> _Instructions for the task_:
Lift out each line of the data that holds "only".

○ ○ ○ ○ ○

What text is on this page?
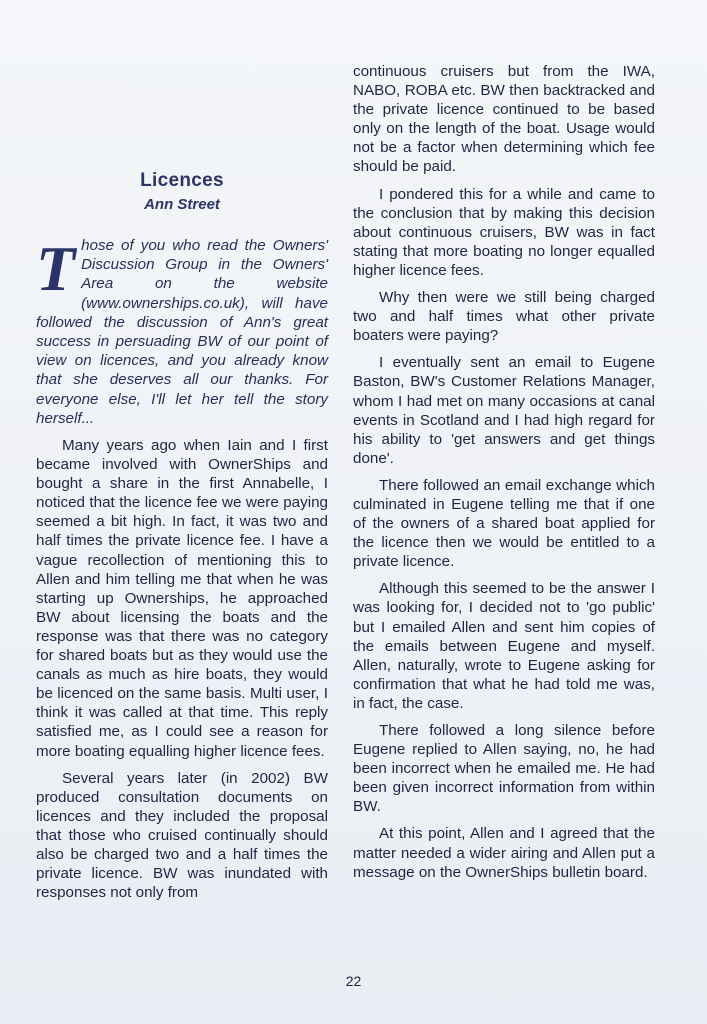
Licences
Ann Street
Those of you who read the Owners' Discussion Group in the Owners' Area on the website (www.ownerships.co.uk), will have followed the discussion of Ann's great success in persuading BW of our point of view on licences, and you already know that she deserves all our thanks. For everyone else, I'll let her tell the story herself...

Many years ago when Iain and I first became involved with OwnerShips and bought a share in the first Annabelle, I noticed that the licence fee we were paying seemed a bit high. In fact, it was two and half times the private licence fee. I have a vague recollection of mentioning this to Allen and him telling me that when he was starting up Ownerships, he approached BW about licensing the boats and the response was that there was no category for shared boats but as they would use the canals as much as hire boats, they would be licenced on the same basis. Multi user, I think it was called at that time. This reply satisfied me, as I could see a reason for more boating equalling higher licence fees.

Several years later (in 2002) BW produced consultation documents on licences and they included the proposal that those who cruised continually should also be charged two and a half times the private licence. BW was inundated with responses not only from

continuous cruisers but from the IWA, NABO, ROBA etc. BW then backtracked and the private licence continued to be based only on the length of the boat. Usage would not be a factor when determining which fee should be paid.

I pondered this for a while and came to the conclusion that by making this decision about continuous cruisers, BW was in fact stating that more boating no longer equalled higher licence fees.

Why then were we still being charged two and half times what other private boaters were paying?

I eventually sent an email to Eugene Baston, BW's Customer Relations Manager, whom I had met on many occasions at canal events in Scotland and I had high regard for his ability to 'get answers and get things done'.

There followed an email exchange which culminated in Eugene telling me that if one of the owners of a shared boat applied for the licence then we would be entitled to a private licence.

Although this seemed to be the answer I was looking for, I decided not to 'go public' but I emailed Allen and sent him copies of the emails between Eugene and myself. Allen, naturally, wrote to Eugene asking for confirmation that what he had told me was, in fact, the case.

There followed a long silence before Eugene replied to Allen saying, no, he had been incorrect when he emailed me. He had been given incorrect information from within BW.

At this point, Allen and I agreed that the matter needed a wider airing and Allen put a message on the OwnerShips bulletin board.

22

○ ○ ○ ○ ○

> _Response_:
Several years later (in 2002) BW produced consultation documents on licences and they included the proposal that those who cruised continually should also be charged two and a half times the private licence. BW was inundated with responses not only from
continuous cruisers but from the IWA, NABO, ROBA etc. BW then backtracked and the private licence continued to be based only on the length of the boat. Usage would not be a factor when determining which fee should be paid.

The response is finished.